-- Begin --
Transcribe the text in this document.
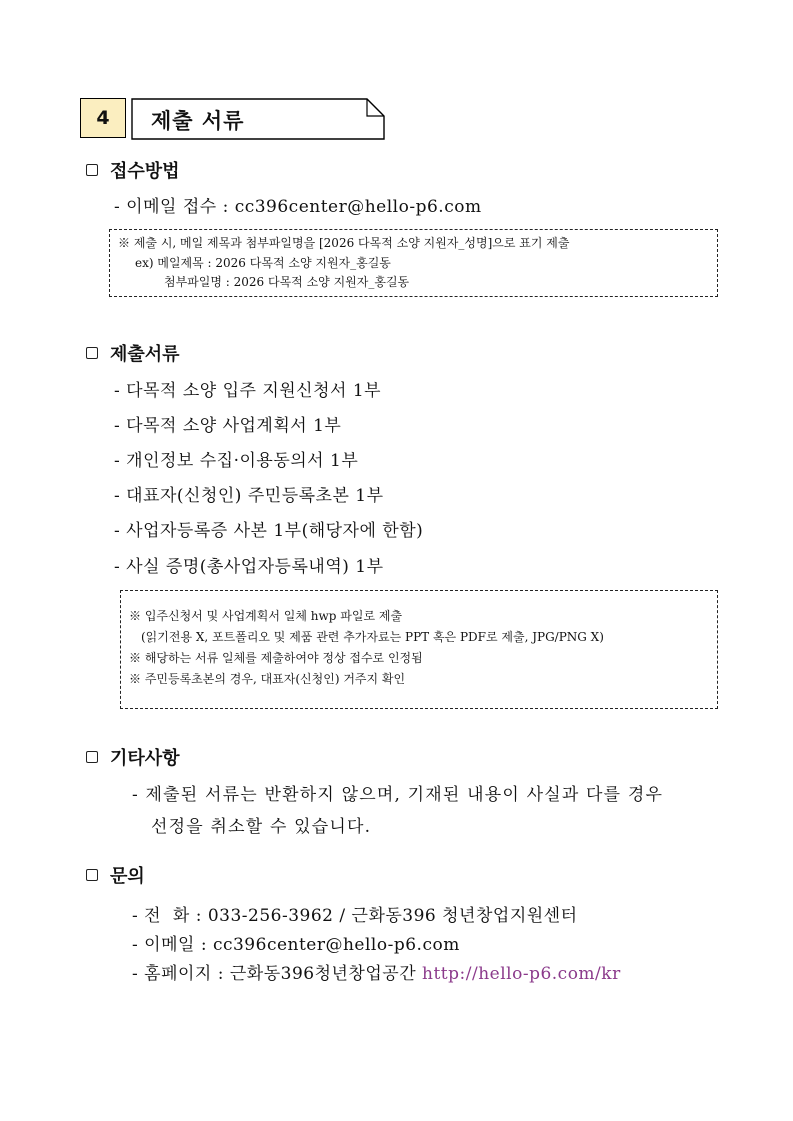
4	제출 서류
접수방법
- 이메일 접수 : cc396center@hello-p6.com
※ 제출 시, 메일 제목과 첨부파일명을 [2026 다목적 소양 지원자_성명]으로 표기 제출
ex) 메일제목 : 2026 다목적 소양 지원자_홍길동
첨부파일명 : 2026 다목적 소양 지원자_홍길동
제출서류
- 다목적 소양 입주 지원신청서 1부
- 다목적 소양 사업계획서 1부
- 개인정보 수집·이용동의서 1부
- 대표자(신청인) 주민등록초본 1부
- 사업자등록증 사본 1부(해당자에 한함)
- 사실 증명(총사업자등록내역) 1부
※ 입주신청서 및 사업계획서 일체 hwp 파일로 제출
(읽기전용 X, 포트폴리오 및 제품 관련 추가자료는 PPT 혹은 PDF로 제출, JPG/PNG X)
※ 해당하는 서류 일체를 제출하여야 정상 접수로 인정됨
※ 주민등록초본의 경우, 대표자(신청인) 거주지 확인
기타사항
- 제출된 서류는 반환하지 않으며, 기재된 내용이 사실과 다를 경우
선정을 취소할 수 있습니다.
문의
- 전  화 : 033-256-3962 / 근화동396 청년창업지원센터
- 이메일 : cc396center@hello-p6.com
- 홈페이지 : 근화동396청년창업공간 http://hello-p6.com/kr
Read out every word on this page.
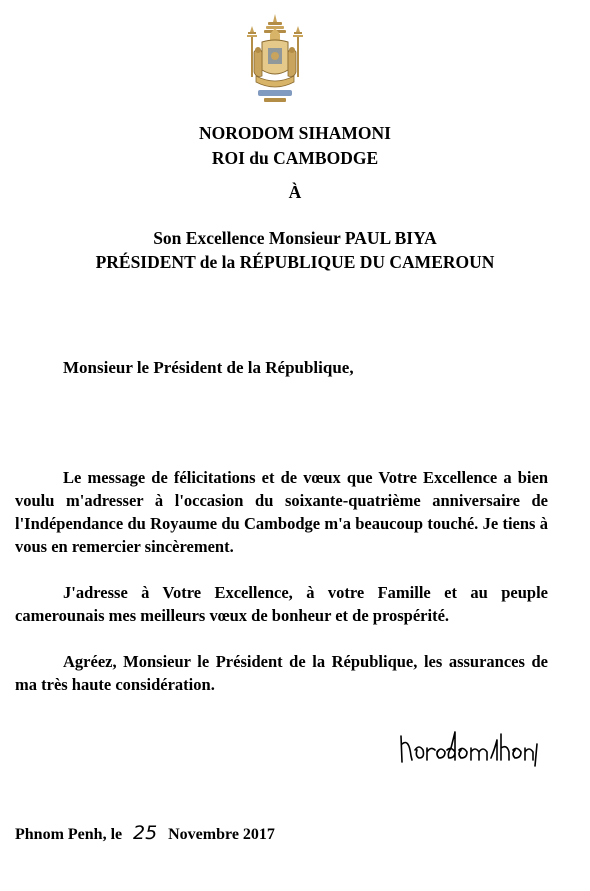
NORODOM SIHAMONI
ROI du CAMBODGE
À
Son Excellence Monsieur PAUL BIYA
PRÉSIDENT de la RÉPUBLIQUE DU CAMEROUN
Monsieur le Président de la République,

Le message de félicitations et de vœux que Votre Excellence a bien voulu m'adresser à l'occasion du soixante-quatrième anniversaire de l'Indépendance du Royaume du Cambodge m'a beaucoup touché. Je tiens à vous en remercier sincèrement.

J'adresse à Votre Excellence, à votre Famille et au peuple camerounais mes meilleurs vœux de bonheur et de prospérité.

Agréez, Monsieur le Président de la République, les assurances de ma très haute considération.

Phnom Penh, le 25 Novembre 2017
-- End --
# AIM OF THE TASK
Write every record out again exactly; no pictures belong in the copy.

# FULL RESPONSE
Transcribe the text in this document.
4	제출 서류
접수방법
- 이메일 접수 : cc396center@hello-p6.com
※ 제출 시, 메일 제목과 첨부파일명을 [2026 다목적 소양 지원자_성명]으로 표기 제출
ex) 메일제목 : 2026 다목적 소양 지원자_홍길동
첨부파일명 : 2026 다목적 소양 지원자_홍길동
제출서류
- 다목적 소양 입주 지원신청서 1부
- 다목적 소양 사업계획서 1부
- 개인정보 수집·이용동의서 1부
- 대표자(신청인) 주민등록초본 1부
- 사업자등록증 사본 1부(해당자에 한함)
- 사실 증명(총사업자등록내역) 1부
※ 입주신청서 및 사업계획서 일체 hwp 파일로 제출
(읽기전용 X, 포트폴리오 및 제품 관련 추가자료는 PPT 혹은 PDF로 제출, JPG/PNG X)
※ 해당하는 서류 일체를 제출하여야 정상 접수로 인정됨
※ 주민등록초본의 경우, 대표자(신청인) 거주지 확인
기타사항
- 제출된 서류는 반환하지 않으며, 기재된 내용이 사실과 다를 경우
선정을 취소할 수 있습니다.
문의
- 전  화 : 033-256-3962 / 근화동396 청년창업지원센터
- 이메일 : cc396center@hello-p6.com
- 홈페이지 : 근화동396청년창업공간 http://hello-p6.com/kr
Read out every word on this page.
NORODOM SIHAMONI
ROI du CAMBODGE
À
Son Excellence Monsieur PAUL BIYA
PRÉSIDENT de la RÉPUBLIQUE DU CAMEROUN
Monsieur le Président de la République,

Le message de félicitations et de vœux que Votre Excellence a bien voulu m'adresser à l'occasion du soixante-quatrième anniversaire de l'Indépendance du Royaume du Cambodge m'a beaucoup touché. Je tiens à vous en remercier sincèrement.

J'adresse à Votre Excellence, à votre Famille et au peuple camerounais mes meilleurs vœux de bonheur et de prospérité.

Agréez, Monsieur le Président de la République, les assurances de ma très haute considération.

Phnom Penh, le 25 Novembre 2017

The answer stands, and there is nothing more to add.